Part of a data file:
----------------------------------------

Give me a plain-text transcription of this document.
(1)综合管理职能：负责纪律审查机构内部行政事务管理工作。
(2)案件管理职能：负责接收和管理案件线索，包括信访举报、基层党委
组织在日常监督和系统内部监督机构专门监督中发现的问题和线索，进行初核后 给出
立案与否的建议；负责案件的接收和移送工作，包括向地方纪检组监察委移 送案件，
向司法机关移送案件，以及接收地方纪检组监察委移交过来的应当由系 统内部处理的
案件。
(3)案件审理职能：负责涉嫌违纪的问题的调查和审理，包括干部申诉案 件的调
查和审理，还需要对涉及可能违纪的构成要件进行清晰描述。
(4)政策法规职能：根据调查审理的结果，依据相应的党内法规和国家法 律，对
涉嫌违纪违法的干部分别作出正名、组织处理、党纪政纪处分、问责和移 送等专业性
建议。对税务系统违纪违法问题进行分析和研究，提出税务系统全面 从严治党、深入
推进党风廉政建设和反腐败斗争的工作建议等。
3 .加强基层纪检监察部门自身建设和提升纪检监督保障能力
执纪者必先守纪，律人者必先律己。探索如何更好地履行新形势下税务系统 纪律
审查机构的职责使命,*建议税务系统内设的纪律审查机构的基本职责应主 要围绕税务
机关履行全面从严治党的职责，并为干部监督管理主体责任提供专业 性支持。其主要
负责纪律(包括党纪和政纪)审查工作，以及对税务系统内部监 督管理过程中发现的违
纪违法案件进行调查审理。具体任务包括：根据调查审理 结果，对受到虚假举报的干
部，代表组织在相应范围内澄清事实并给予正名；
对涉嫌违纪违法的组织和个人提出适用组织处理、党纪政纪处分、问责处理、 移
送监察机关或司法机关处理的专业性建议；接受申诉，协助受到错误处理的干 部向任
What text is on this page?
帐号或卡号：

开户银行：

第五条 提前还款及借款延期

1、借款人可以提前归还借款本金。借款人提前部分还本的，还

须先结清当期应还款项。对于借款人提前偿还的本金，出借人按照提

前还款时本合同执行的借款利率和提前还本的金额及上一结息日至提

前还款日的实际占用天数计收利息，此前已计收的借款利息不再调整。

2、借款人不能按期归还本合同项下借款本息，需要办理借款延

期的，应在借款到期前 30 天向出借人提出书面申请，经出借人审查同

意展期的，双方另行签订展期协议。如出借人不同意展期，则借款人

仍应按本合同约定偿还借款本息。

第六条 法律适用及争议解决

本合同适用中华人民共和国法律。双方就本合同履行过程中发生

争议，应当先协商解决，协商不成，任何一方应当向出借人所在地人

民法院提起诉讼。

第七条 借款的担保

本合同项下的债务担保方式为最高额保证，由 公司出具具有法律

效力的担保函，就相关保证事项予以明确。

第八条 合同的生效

----------------------------------------

SET TASK: Return each line of the records above exactly as it reads.

FULL ANSWER:
Give me a plain-text transcription of this document.
(1)综合管理职能：负责纪律审查机构内部行政事务管理工作。
(2)案件管理职能：负责接收和管理案件线索，包括信访举报、基层党委
组织在日常监督和系统内部监督机构专门监督中发现的问题和线索，进行初核后 给出
立案与否的建议；负责案件的接收和移送工作，包括向地方纪检组监察委移 送案件，
向司法机关移送案件，以及接收地方纪检组监察委移交过来的应当由系 统内部处理的
案件。
(3)案件审理职能：负责涉嫌违纪的问题的调查和审理，包括干部申诉案 件的调
查和审理，还需要对涉及可能违纪的构成要件进行清晰描述。
(4)政策法规职能：根据调查审理的结果，依据相应的党内法规和国家法 律，对
涉嫌违纪违法的干部分别作出正名、组织处理、党纪政纪处分、问责和移 送等专业性
建议。对税务系统违纪违法问题进行分析和研究，提出税务系统全面 从严治党、深入
推进党风廉政建设和反腐败斗争的工作建议等。
3 .加强基层纪检监察部门自身建设和提升纪检监督保障能力
执纪者必先守纪，律人者必先律己。探索如何更好地履行新形势下税务系统 纪律
审查机构的职责使命,*建议税务系统内设的纪律审查机构的基本职责应主 要围绕税务
机关履行全面从严治党的职责，并为干部监督管理主体责任提供专业 性支持。其主要
负责纪律(包括党纪和政纪)审查工作，以及对税务系统内部监 督管理过程中发现的违
纪违法案件进行调查审理。具体任务包括：根据调查审理 结果，对受到虚假举报的干
部，代表组织在相应范围内澄清事实并给予正名；
对涉嫌违纪违法的组织和个人提出适用组织处理、党纪政纪处分、问责处理、 移
送监察机关或司法机关处理的专业性建议；接受申诉，协助受到错误处理的干 部向任
What text is on this page?
帐号或卡号：

开户银行：

第五条 提前还款及借款延期

1、借款人可以提前归还借款本金。借款人提前部分还本的，还

须先结清当期应还款项。对于借款人提前偿还的本金，出借人按照提

前还款时本合同执行的借款利率和提前还本的金额及上一结息日至提

前还款日的实际占用天数计收利息，此前已计收的借款利息不再调整。

2、借款人不能按期归还本合同项下借款本息，需要办理借款延

期的，应在借款到期前 30 天向出借人提出书面申请，经出借人审查同

意展期的，双方另行签订展期协议。如出借人不同意展期，则借款人

仍应按本合同约定偿还借款本息。

第六条 法律适用及争议解决

本合同适用中华人民共和国法律。双方就本合同履行过程中发生

争议，应当先协商解决，协商不成，任何一方应当向出借人所在地人

民法院提起诉讼。

第七条 借款的担保

本合同项下的债务担保方式为最高额保证，由 公司出具具有法律

效力的担保函，就相关保证事项予以明确。

第八条 合同的生效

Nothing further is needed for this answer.